→ **WHAT IS EXPECTED**
Scan the records for the word "Place". Copy each line that includes it.

--- START OF DATA PROVIDED ---

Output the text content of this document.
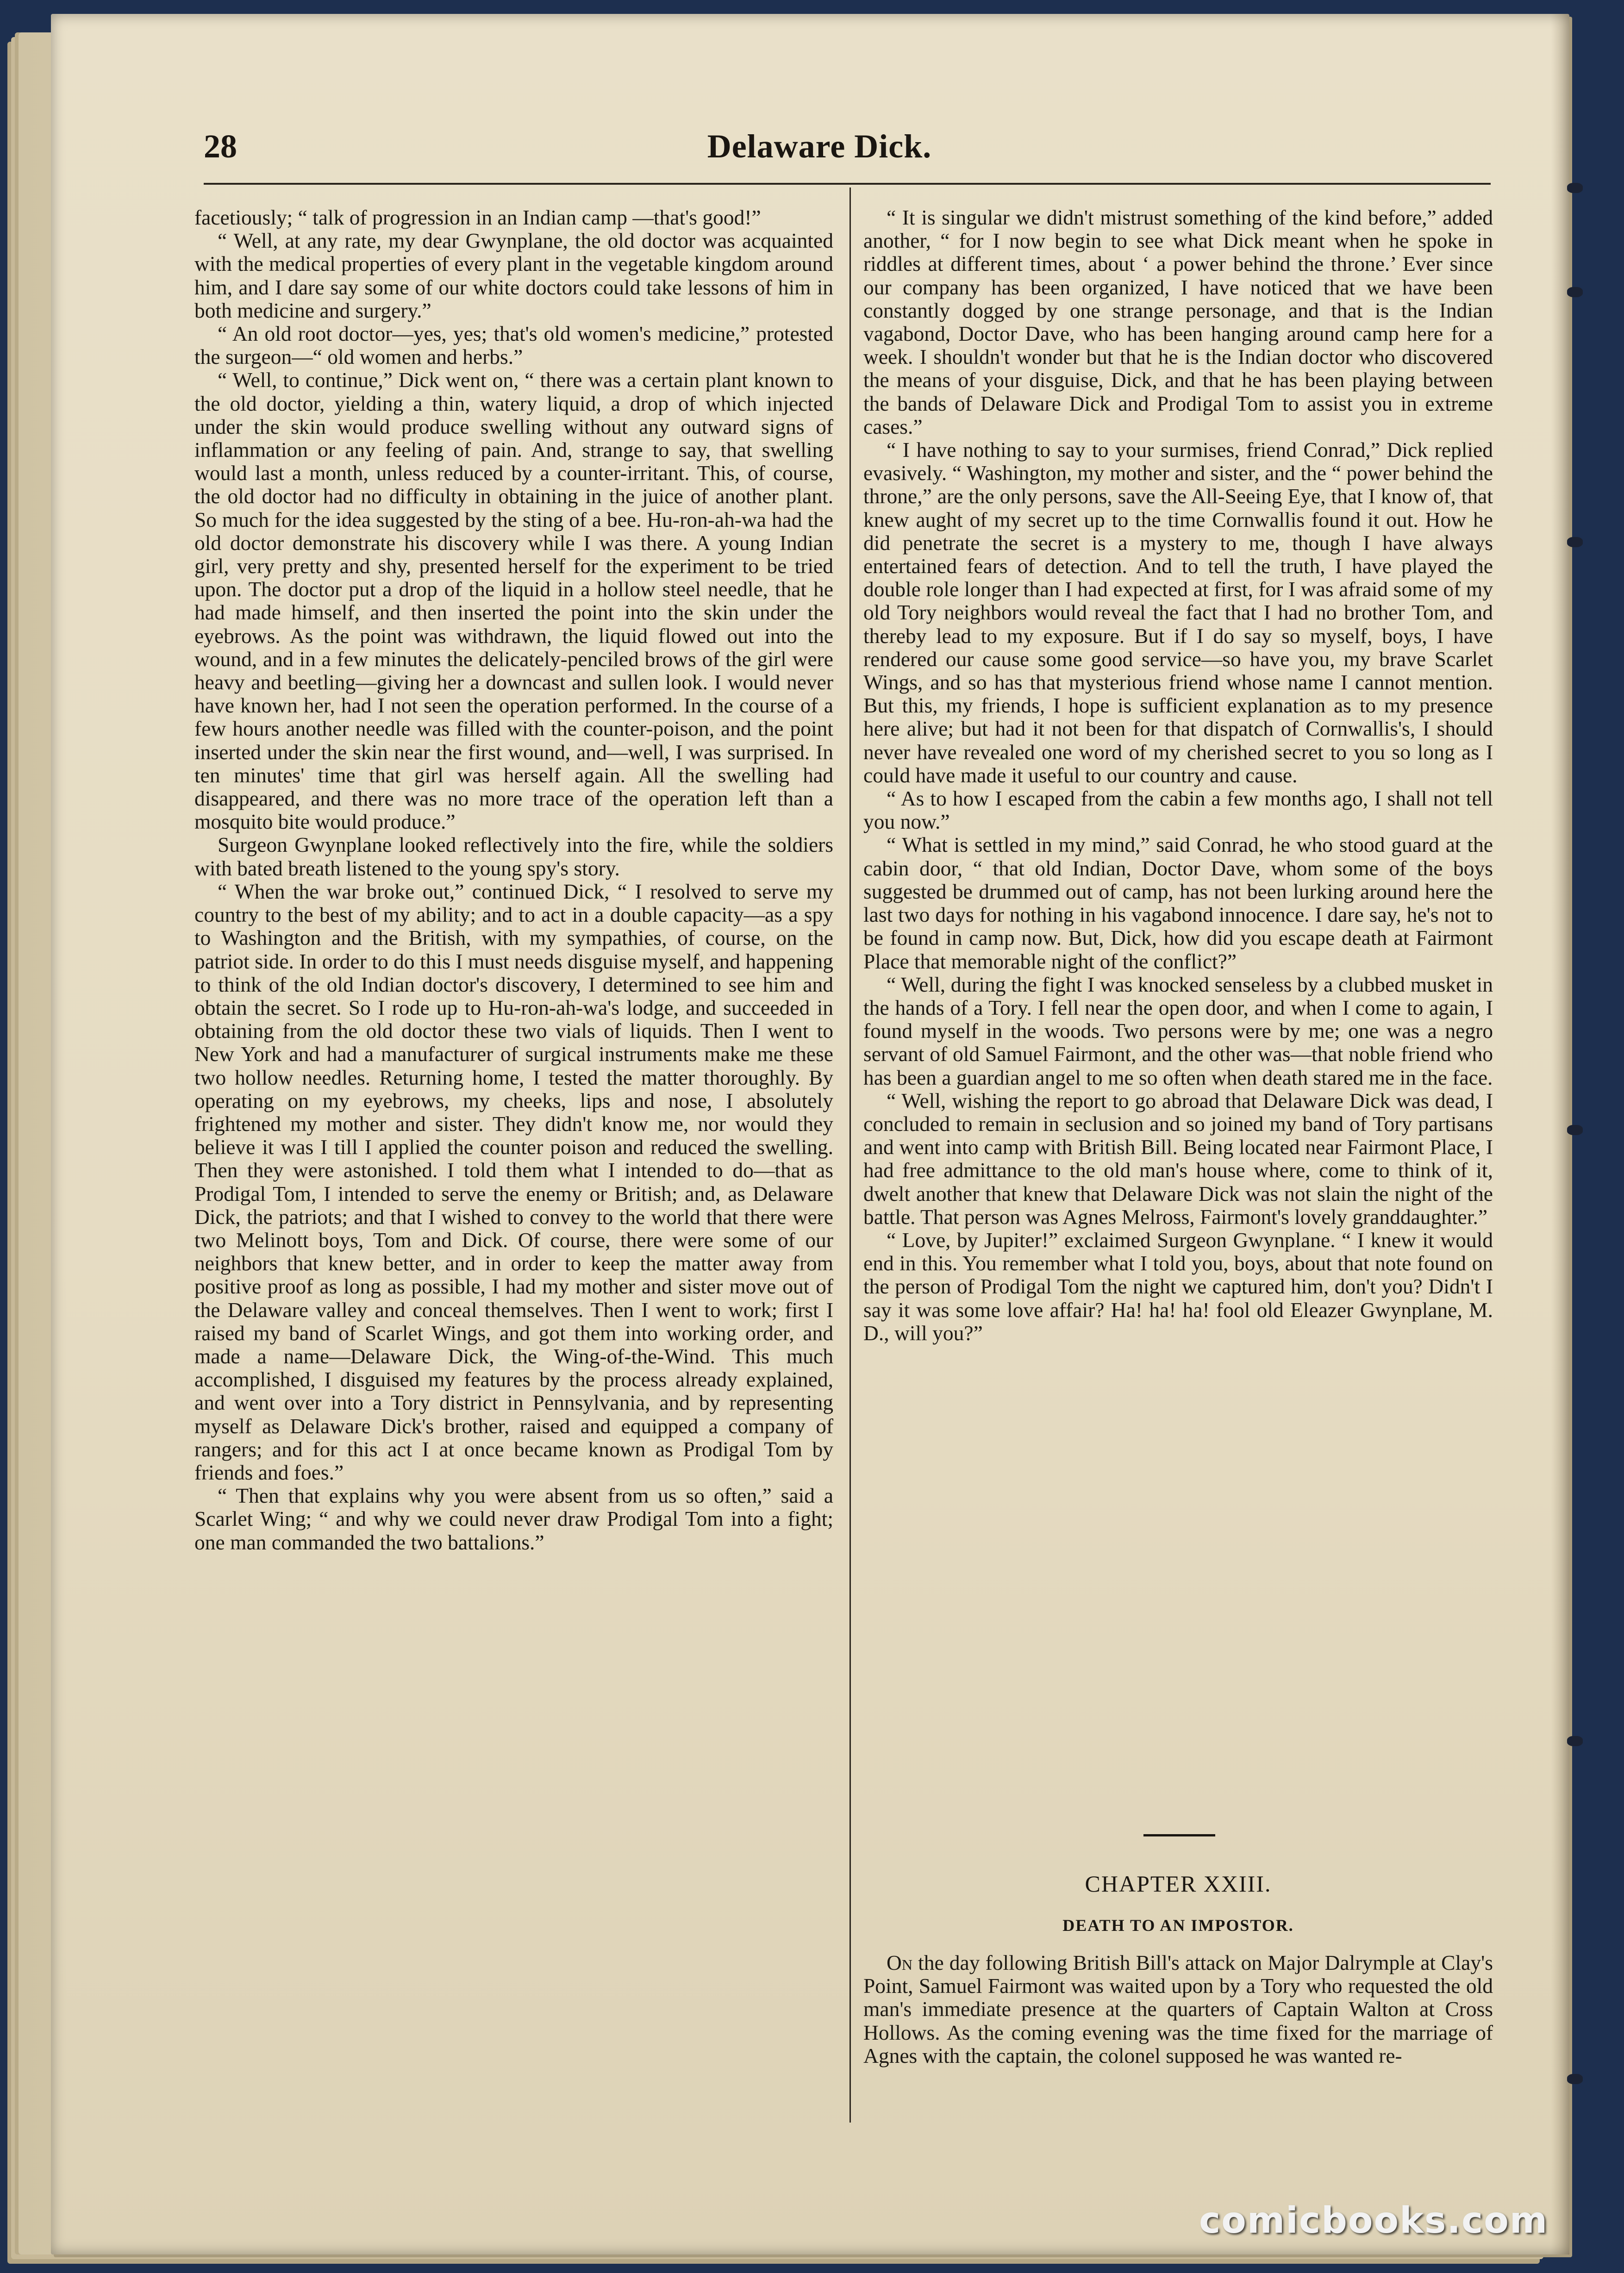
28	Delaware Dick.

facetiously; “ talk of progression in an Indian camp —that's good!”

“ Well, at any rate, my dear Gwynplane, the old doctor was acquainted with the medical properties of every plant in the vegetable kingdom around him, and I dare say some of our white doctors could take lessons of him in both medicine and surgery.”

“ An old root doctor—yes, yes; that's old women's medicine,” protested the surgeon—“ old women and herbs.”

“ Well, to continue,” Dick went on, “ there was a certain plant known to the old doctor, yielding a thin, watery liquid, a drop of which injected under the skin would produce swelling without any outward signs of inflammation or any feeling of pain. And, strange to say, that swelling would last a month, unless reduced by a counter-irritant. This, of course, the old doctor had no difficulty in obtaining in the juice of another plant. So much for the idea suggested by the sting of a bee. Hu-ron-ah-wa had the old doctor demonstrate his discovery while I was there. A young Indian girl, very pretty and shy, presented herself for the experiment to be tried upon. The doctor put a drop of the liquid in a hollow steel needle, that he had made himself, and then inserted the point into the skin under the eyebrows. As the point was withdrawn, the liquid flowed out into the wound, and in a few minutes the delicately-penciled brows of the girl were heavy and beetling—giving her a downcast and sullen look. I would never have known her, had I not seen the operation performed. In the course of a few hours another needle was filled with the counter-poison, and the point inserted under the skin near the first wound, and—well, I was surprised. In ten minutes' time that girl was herself again. All the swelling had disappeared, and there was no more trace of the operation left than a mosquito bite would produce.”

Surgeon Gwynplane looked reflectively into the fire, while the soldiers with bated breath listened to the young spy's story.

“ When the war broke out,” continued Dick, “ I resolved to serve my country to the best of my ability; and to act in a double capacity—as a spy to Washington and the British, with my sympathies, of course, on the patriot side. In order to do this I must needs disguise myself, and happening to think of the old Indian doctor's discovery, I determined to see him and obtain the secret. So I rode up to Hu-ron-ah-wa's lodge, and succeeded in obtaining from the old doctor these two vials of liquids. Then I went to New York and had a manufacturer of surgical instruments make me these two hollow needles. Returning home, I tested the matter thoroughly. By operating on my eyebrows, my cheeks, lips and nose, I absolutely frightened my mother and sister. They didn't know me, nor would they believe it was I till I applied the counter poison and reduced the swelling. Then they were astonished. I told them what I intended to do—that as Prodigal Tom, I intended to serve the enemy or British; and, as Delaware Dick, the patriots; and that I wished to convey to the world that there were two Melinott boys, Tom and Dick. Of course, there were some of our neighbors that knew better, and in order to keep the matter away from positive proof as long as possible, I had my mother and sister move out of the Delaware valley and conceal themselves. Then I went to work; first I raised my band of Scarlet Wings, and got them into working order, and made a name—Delaware Dick, the Wing-of-the-Wind. This much accomplished, I disguised my features by the process already explained, and went over into a Tory district in Pennsylvania, and by representing myself as Delaware Dick's brother, raised and equipped a company of rangers; and for this act I at once became known as Prodigal Tom by friends and foes.”

“ Then that explains why you were absent from us so often,” said a Scarlet Wing; “ and why we could never draw Prodigal Tom into a fight; one man commanded the two battalions.”

“ It is singular we didn't mistrust something of the kind before,” added another, “ for I now begin to see what Dick meant when he spoke in riddles at different times, about ‘ a power behind the throne.’ Ever since our company has been organized, I have noticed that we have been constantly dogged by one strange personage, and that is the Indian vagabond, Doctor Dave, who has been hanging around camp here for a week. I shouldn't wonder but that he is the Indian doctor who discovered the means of your disguise, Dick, and that he has been playing between the bands of Delaware Dick and Prodigal Tom to assist you in extreme cases.”

“ I have nothing to say to your surmises, friend Conrad,” Dick replied evasively. “ Washington, my mother and sister, and the “ power behind the throne,” are the only persons, save the All-Seeing Eye, that I know of, that knew aught of my secret up to the time Cornwallis found it out. How he did penetrate the secret is a mystery to me, though I have always entertained fears of detection. And to tell the truth, I have played the double role longer than I had expected at first, for I was afraid some of my old Tory neighbors would reveal the fact that I had no brother Tom, and thereby lead to my exposure. But if I do say so myself, boys, I have rendered our cause some good service—so have you, my brave Scarlet Wings, and so has that mysterious friend whose name I cannot mention. But this, my friends, I hope is sufficient explanation as to my presence here alive; but had it not been for that dispatch of Cornwallis's, I should never have revealed one word of my cherished secret to you so long as I could have made it useful to our country and cause.

“ As to how I escaped from the cabin a few months ago, I shall not tell you now.”

“ What is settled in my mind,” said Conrad, he who stood guard at the cabin door, “ that old Indian, Doctor Dave, whom some of the boys suggested be drummed out of camp, has not been lurking around here the last two days for nothing in his vagabond innocence. I dare say, he's not to be found in camp now. But, Dick, how did you escape death at Fairmont Place that memorable night of the conflict?”

“ Well, during the fight I was knocked senseless by a clubbed musket in the hands of a Tory. I fell near the open door, and when I come to again, I found myself in the woods. Two persons were by me; one was a negro servant of old Samuel Fairmont, and the other was—that noble friend who has been a guardian angel to me so often when death stared me in the face.

“ Well, wishing the report to go abroad that Delaware Dick was dead, I concluded to remain in seclusion and so joined my band of Tory partisans and went into camp with British Bill. Being located near Fairmont Place, I had free admittance to the old man's house where, come to think of it, dwelt another that knew that Delaware Dick was not slain the night of the battle. That person was Agnes Melross, Fairmont's lovely granddaughter.”

“ Love, by Jupiter!” exclaimed Surgeon Gwynplane. “ I knew it would end in this. You remember what I told you, boys, about that note found on the person of Prodigal Tom the night we captured him, don't you? Didn't I say it was some love affair? Ha! ha! ha! fool old Eleazer Gwynplane, M. D., will you?”

CHAPTER XXIII.
DEATH TO AN IMPOSTOR.

On the day following British Bill's attack on Major Dalrymple at Clay's Point, Samuel Fairmont was waited upon by a Tory who requested the old man's immediate presence at the quarters of Captain Walton at Cross Hollows. As the coming evening was the time fixed for the marriage of Agnes with the captain, the colonel supposed he was wanted re-

comicbooks.com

--- END OF DATA PROVIDED ---

→ **TASK RESPONSE**
“ What is settled in my mind,” said Conrad, he who stood guard at the cabin door, “ that old Indian, Doctor Dave, whom some of the boys suggested be drummed out of camp, has not been lurking around here the last two days for nothing in his vagabond innocence. I dare say, he's not to be found in camp now. But, Dick, how did you escape death at Fairmont Place that memorable night of the conflict?”
“ Well, wishing the report to go abroad that Delaware Dick was dead, I concluded to remain in seclusion and so joined my band of Tory partisans and went into camp with British Bill. Being located near Fairmont Place, I had free admittance to the old man's house where, come to think of it, dwelt another that knew that Delaware Dick was not slain the night of the battle. That person was Agnes Melross, Fairmont's lovely granddaughter.”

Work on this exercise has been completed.